=== Given task ===
Extract every line below that contains the word "Contamination".

=== Data rows ===
-*-*-

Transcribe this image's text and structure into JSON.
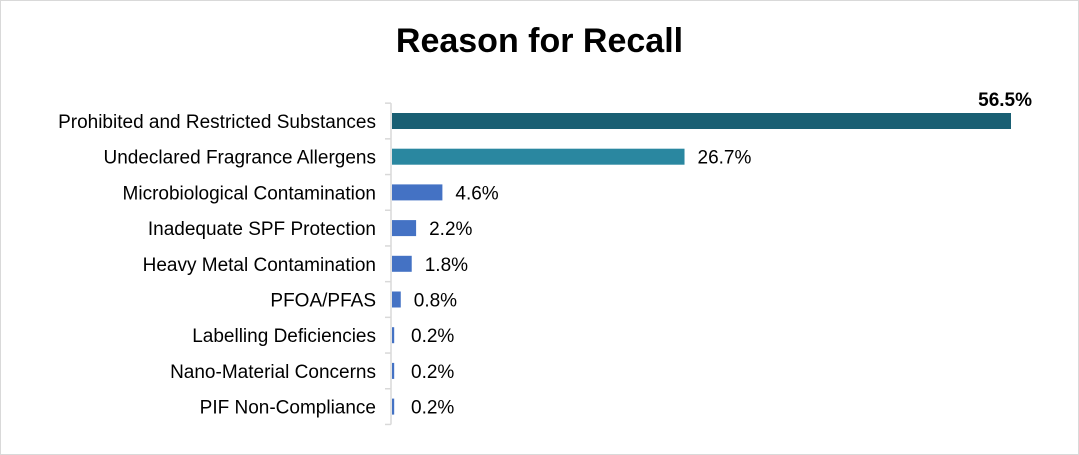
{
  "chart_data": {
    "type": "bar",
    "orientation": "horizontal",
    "title": "Reason for Recall",
    "xlabel": "",
    "ylabel": "",
    "grid": false,
    "legend": "none",
    "xlim": [
      0,
      56.5
    ],
    "categories": [
      "Prohibited and Restricted Substances",
      "Undeclared Fragrance Allergens",
      "Microbiological Contamination",
      "Inadequate SPF Protection",
      "Heavy Metal Contamination",
      "PFOA/PFAS",
      "Labelling Deficiencies",
      "Nano-Material Concerns",
      "PIF Non-Compliance"
    ],
    "values": [
      56.5,
      26.7,
      4.6,
      2.2,
      1.8,
      0.8,
      0.2,
      0.2,
      0.2
    ],
    "value_labels": [
      "56.5%",
      "26.7%",
      "4.6%",
      "2.2%",
      "1.8%",
      "0.8%",
      "0.2%",
      "0.2%",
      "0.2%"
    ],
    "colors": [
      "#1a5f73",
      "#2a87a0",
      "#4472c4",
      "#4472c4",
      "#4472c4",
      "#4472c4",
      "#4472c4",
      "#4472c4",
      "#4472c4"
    ],
    "axis_color": "#d9d9d9"
  }
}
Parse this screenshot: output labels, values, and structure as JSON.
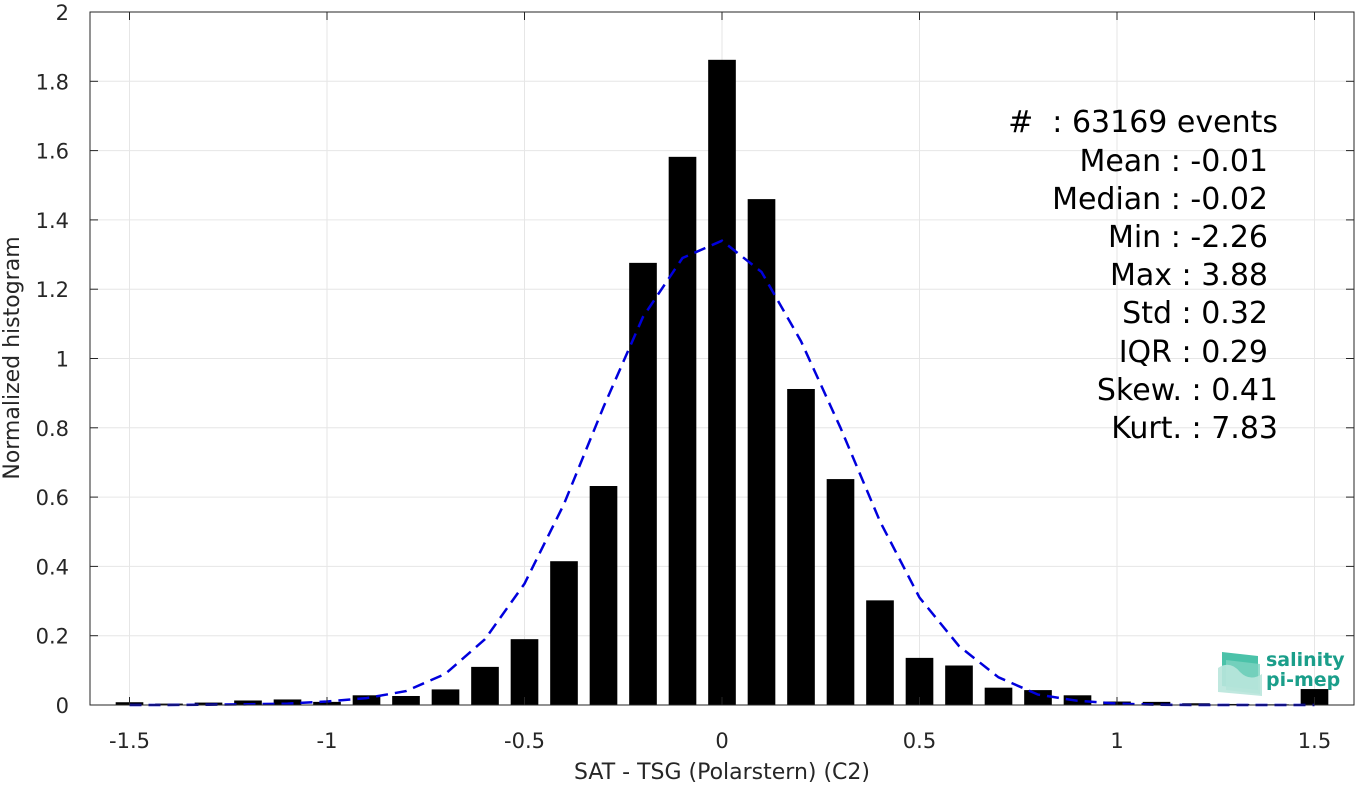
{
  "chart_data": {
    "type": "bar",
    "xlabel": "SAT - TSG (Polarstern) (C2)",
    "ylabel": "Normalized histogram",
    "xlim": [
      -1.6,
      1.6
    ],
    "ylim": [
      0,
      2
    ],
    "xticks": [
      "-1.5",
      "-1",
      "-0.5",
      "0",
      "0.5",
      "1",
      "1.5"
    ],
    "xtick_values": [
      -1.5,
      -1,
      -0.5,
      0,
      0.5,
      1,
      1.5
    ],
    "yticks": [
      "0",
      "0.2",
      "0.4",
      "0.6",
      "0.8",
      "1",
      "1.2",
      "1.4",
      "1.6",
      "1.8",
      "2"
    ],
    "ytick_values": [
      0,
      0.2,
      0.4,
      0.6,
      0.8,
      1,
      1.2,
      1.4,
      1.6,
      1.8,
      2
    ],
    "grid": true,
    "bar_color": "#000000",
    "series": [
      {
        "x": [
          -1.5,
          -1.4,
          -1.3,
          -1.2,
          -1.1,
          -1.0,
          -0.9,
          -0.8,
          -0.7,
          -0.6,
          -0.5,
          -0.4,
          -0.3,
          -0.2,
          -0.1,
          0.0,
          0.1,
          0.2,
          0.3,
          0.4,
          0.5,
          0.6,
          0.7,
          0.8,
          0.9,
          1.0,
          1.1,
          1.2,
          1.3,
          1.4,
          1.5
        ],
        "values": [
          0.008,
          0.004,
          0.007,
          0.013,
          0.016,
          0.009,
          0.028,
          0.026,
          0.045,
          0.11,
          0.19,
          0.415,
          0.632,
          1.276,
          1.582,
          1.862,
          1.46,
          0.912,
          0.652,
          0.302,
          0.136,
          0.114,
          0.05,
          0.043,
          0.028,
          0.01,
          0.009,
          0.005,
          0.003,
          0.002,
          0.046
        ]
      }
    ],
    "fit_curve": {
      "style": "dashed",
      "color": "#0000dd",
      "x": [
        -1.5,
        -1.4,
        -1.3,
        -1.2,
        -1.1,
        -1.0,
        -0.9,
        -0.8,
        -0.7,
        -0.6,
        -0.5,
        -0.4,
        -0.3,
        -0.2,
        -0.1,
        0.0,
        0.1,
        0.2,
        0.3,
        0.4,
        0.5,
        0.6,
        0.7,
        0.8,
        0.9,
        1.0,
        1.1,
        1.2,
        1.3,
        1.4,
        1.5
      ],
      "y": [
        0.0,
        0.0,
        0.001,
        0.002,
        0.004,
        0.01,
        0.02,
        0.04,
        0.09,
        0.19,
        0.35,
        0.58,
        0.86,
        1.12,
        1.29,
        1.34,
        1.25,
        1.05,
        0.8,
        0.53,
        0.31,
        0.17,
        0.08,
        0.03,
        0.012,
        0.004,
        0.001,
        0.0,
        0.0,
        0.0,
        0.0
      ]
    },
    "annotations": [
      "#  : 63169 events",
      "Mean : -0.01",
      "Median : -0.02",
      "Min : -2.26",
      "Max : 3.88",
      "Std : 0.32",
      "IQR : 0.29",
      "Skew. : 0.41",
      "Kurt. : 7.83"
    ]
  },
  "logo": {
    "line1": "salinity",
    "line2": "pi-mep"
  }
}
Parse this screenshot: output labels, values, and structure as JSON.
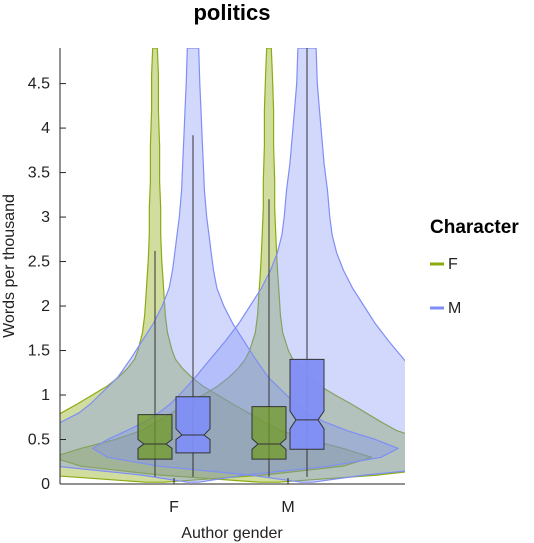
{
  "chart_data": {
    "type": "violin",
    "title": "politics",
    "xlabel": "Author gender",
    "ylabel": "Words per thousand",
    "categories": [
      "F",
      "M"
    ],
    "ylim": [
      0,
      4.9
    ],
    "yticks": [
      0,
      0.5,
      1,
      1.5,
      2,
      2.5,
      3,
      3.5,
      4,
      4.5
    ],
    "ytick_labels": [
      "0",
      "0.5",
      "1",
      "1.5",
      "2",
      "2.5",
      "3",
      "3.5",
      "4",
      "4.5"
    ],
    "legend": {
      "title": "Character",
      "position": "right"
    },
    "grid": false,
    "series": [
      {
        "name": "F",
        "color": "#8aab10",
        "box_color": "#6f9a1a",
        "violin_alpha": 0.4,
        "groups": [
          {
            "category": "F",
            "box": {
              "q1": 0.28,
              "median": 0.45,
              "q3": 0.78,
              "notch_low": 0.4,
              "notch_high": 0.5,
              "whisker_low": 0.08,
              "whisker_high": 2.62
            },
            "violin_half_widths": [
              [
                0.02,
                0.08
              ],
              [
                0.1,
                0.95
              ],
              [
                0.2,
                1.65
              ],
              [
                0.3,
                1.9
              ],
              [
                0.4,
                1.65
              ],
              [
                0.5,
                1.35
              ],
              [
                0.6,
                1.1
              ],
              [
                0.7,
                0.95
              ],
              [
                0.8,
                0.82
              ],
              [
                0.9,
                0.68
              ],
              [
                1.0,
                0.55
              ],
              [
                1.1,
                0.42
              ],
              [
                1.2,
                0.32
              ],
              [
                1.3,
                0.24
              ],
              [
                1.4,
                0.18
              ],
              [
                1.5,
                0.15
              ],
              [
                1.7,
                0.11
              ],
              [
                1.9,
                0.09
              ],
              [
                2.1,
                0.08
              ],
              [
                2.3,
                0.07
              ],
              [
                2.5,
                0.06
              ],
              [
                2.8,
                0.05
              ],
              [
                3.1,
                0.05
              ],
              [
                3.4,
                0.04
              ],
              [
                3.8,
                0.04
              ],
              [
                4.2,
                0.03
              ],
              [
                4.6,
                0.03
              ],
              [
                4.9,
                0.02
              ]
            ]
          },
          {
            "category": "M",
            "box": {
              "q1": 0.28,
              "median": 0.45,
              "q3": 0.87,
              "notch_low": 0.39,
              "notch_high": 0.51,
              "whisker_low": 0.08,
              "whisker_high": 3.2
            },
            "violin_half_widths": [
              [
                0.02,
                0.08
              ],
              [
                0.1,
                0.95
              ],
              [
                0.2,
                1.65
              ],
              [
                0.3,
                1.9
              ],
              [
                0.4,
                1.65
              ],
              [
                0.5,
                1.35
              ],
              [
                0.6,
                1.12
              ],
              [
                0.7,
                0.98
              ],
              [
                0.8,
                0.85
              ],
              [
                0.9,
                0.72
              ],
              [
                1.0,
                0.58
              ],
              [
                1.1,
                0.45
              ],
              [
                1.2,
                0.35
              ],
              [
                1.3,
                0.27
              ],
              [
                1.4,
                0.21
              ],
              [
                1.5,
                0.17
              ],
              [
                1.7,
                0.12
              ],
              [
                1.9,
                0.1
              ],
              [
                2.1,
                0.09
              ],
              [
                2.3,
                0.08
              ],
              [
                2.5,
                0.07
              ],
              [
                2.8,
                0.06
              ],
              [
                3.1,
                0.05
              ],
              [
                3.4,
                0.05
              ],
              [
                3.8,
                0.04
              ],
              [
                4.2,
                0.04
              ],
              [
                4.6,
                0.03
              ],
              [
                4.9,
                0.02
              ]
            ]
          }
        ]
      },
      {
        "name": "M",
        "color": "#7f8ef5",
        "box_color": "#7f8ef5",
        "violin_alpha": 0.35,
        "groups": [
          {
            "category": "F",
            "box": {
              "q1": 0.35,
              "median": 0.55,
              "q3": 0.98,
              "notch_low": 0.5,
              "notch_high": 0.62,
              "whisker_low": 0.08,
              "whisker_high": 3.92
            },
            "violin_half_widths": [
              [
                0.02,
                0.05
              ],
              [
                0.1,
                0.45
              ],
              [
                0.2,
                1.2
              ],
              [
                0.3,
                1.65
              ],
              [
                0.4,
                1.8
              ],
              [
                0.5,
                1.6
              ],
              [
                0.6,
                1.35
              ],
              [
                0.7,
                1.15
              ],
              [
                0.8,
                1.0
              ],
              [
                0.9,
                0.9
              ],
              [
                1.0,
                0.82
              ],
              [
                1.2,
                0.66
              ],
              [
                1.4,
                0.55
              ],
              [
                1.6,
                0.45
              ],
              [
                1.8,
                0.35
              ],
              [
                2.0,
                0.27
              ],
              [
                2.2,
                0.21
              ],
              [
                2.4,
                0.18
              ],
              [
                2.6,
                0.16
              ],
              [
                2.8,
                0.14
              ],
              [
                3.0,
                0.12
              ],
              [
                3.3,
                0.1
              ],
              [
                3.6,
                0.09
              ],
              [
                3.9,
                0.08
              ],
              [
                4.2,
                0.07
              ],
              [
                4.5,
                0.06
              ],
              [
                4.9,
                0.05
              ]
            ]
          },
          {
            "category": "M",
            "box": {
              "q1": 0.39,
              "median": 0.72,
              "q3": 1.4,
              "notch_low": 0.62,
              "notch_high": 0.82,
              "whisker_low": 0.08,
              "whisker_high": 4.9
            },
            "violin_half_widths": [
              [
                0.02,
                0.05
              ],
              [
                0.1,
                0.5
              ],
              [
                0.2,
                1.3
              ],
              [
                0.3,
                1.75
              ],
              [
                0.4,
                1.88
              ],
              [
                0.5,
                1.75
              ],
              [
                0.6,
                1.58
              ],
              [
                0.7,
                1.42
              ],
              [
                0.8,
                1.3
              ],
              [
                0.9,
                1.2
              ],
              [
                1.0,
                1.12
              ],
              [
                1.2,
                0.98
              ],
              [
                1.4,
                0.85
              ],
              [
                1.6,
                0.72
              ],
              [
                1.8,
                0.6
              ],
              [
                2.0,
                0.5
              ],
              [
                2.2,
                0.4
              ],
              [
                2.4,
                0.32
              ],
              [
                2.6,
                0.26
              ],
              [
                2.8,
                0.22
              ],
              [
                3.0,
                0.2
              ],
              [
                3.3,
                0.18
              ],
              [
                3.6,
                0.15
              ],
              [
                3.9,
                0.13
              ],
              [
                4.2,
                0.11
              ],
              [
                4.5,
                0.09
              ],
              [
                4.9,
                0.08
              ]
            ]
          }
        ]
      }
    ]
  }
}
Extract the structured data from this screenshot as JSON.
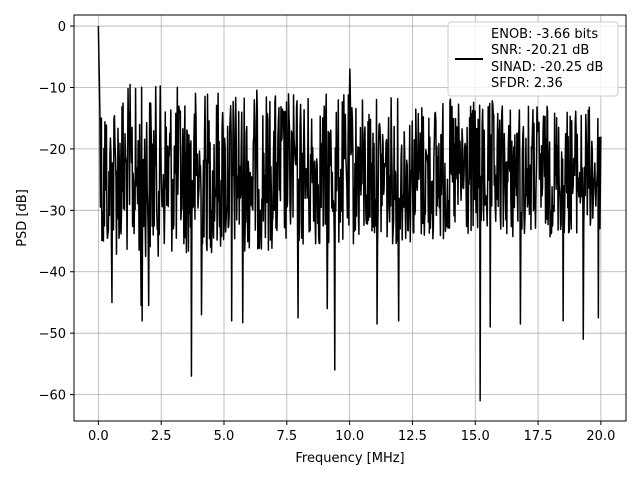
{
  "chart_data": {
    "type": "line",
    "title": "",
    "xlabel": "Frequency [MHz]",
    "ylabel": "PSD [dB]",
    "xlim": [
      -0.97,
      21.0
    ],
    "ylim": [
      -64.3,
      1.8
    ],
    "xticks": [
      0.0,
      2.5,
      5.0,
      7.5,
      10.0,
      12.5,
      15.0,
      17.5,
      20.0
    ],
    "xtick_labels": [
      "0.0",
      "2.5",
      "5.0",
      "7.5",
      "10.0",
      "12.5",
      "15.0",
      "17.5",
      "20.0"
    ],
    "yticks": [
      0,
      -10,
      -20,
      -30,
      -40,
      -50,
      -60
    ],
    "ytick_labels": [
      "0",
      "−10",
      "−20",
      "−30",
      "−40",
      "−50",
      "−60"
    ],
    "grid": true,
    "legend_position": "top-right",
    "line_color": "#000000",
    "legend_lines": [
      "ENOB: -3.66 bits",
      "SNR: -20.21 dB",
      "SINAD: -20.25 dB",
      "SFDR: 2.36"
    ],
    "series": [
      {
        "x_range": [
          0.0,
          20.0
        ],
        "points": 1000,
        "noise_floor": [
          -20.0,
          -23.0
        ],
        "noise_band_top": [
          -9.0,
          -13.0
        ],
        "noise_band_bottom": [
          -38.0,
          -34.0
        ],
        "peaks": [
          {
            "x": 0.0,
            "y": 0.0
          },
          {
            "x": 10.0,
            "y": -7.0
          }
        ],
        "dips": [
          {
            "x": 0.2,
            "y": -35.0
          },
          {
            "x": 0.4,
            "y": -33.0
          },
          {
            "x": 0.55,
            "y": -45.0
          },
          {
            "x": 1.7,
            "y": -45.5
          },
          {
            "x": 1.75,
            "y": -48.0
          },
          {
            "x": 2.0,
            "y": -45.5
          },
          {
            "x": 3.7,
            "y": -57.0
          },
          {
            "x": 4.1,
            "y": -47.0
          },
          {
            "x": 5.3,
            "y": -48.0
          },
          {
            "x": 5.75,
            "y": -48.3
          },
          {
            "x": 7.95,
            "y": -47.5
          },
          {
            "x": 9.4,
            "y": -56.0
          },
          {
            "x": 9.1,
            "y": -46.0
          },
          {
            "x": 11.1,
            "y": -48.5
          },
          {
            "x": 11.95,
            "y": -48.0
          },
          {
            "x": 15.2,
            "y": -61.0
          },
          {
            "x": 15.6,
            "y": -49.0
          },
          {
            "x": 16.8,
            "y": -48.5
          },
          {
            "x": 18.5,
            "y": -48.0
          },
          {
            "x": 19.3,
            "y": -51.0
          },
          {
            "x": 19.9,
            "y": -47.5
          }
        ]
      }
    ]
  }
}
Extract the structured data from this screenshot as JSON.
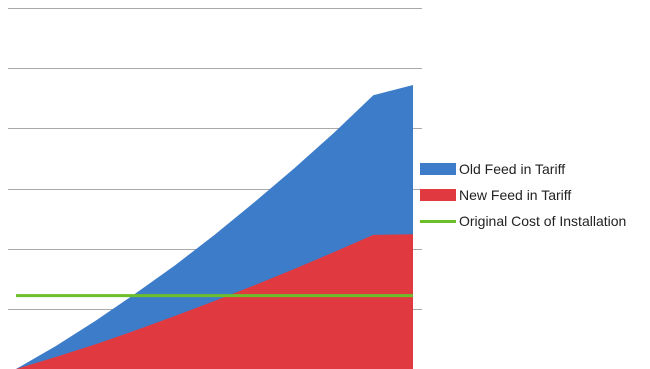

-*-*-

=== The response ===
      "Microbiological Contamination",
      "Heavy Metal Contamination",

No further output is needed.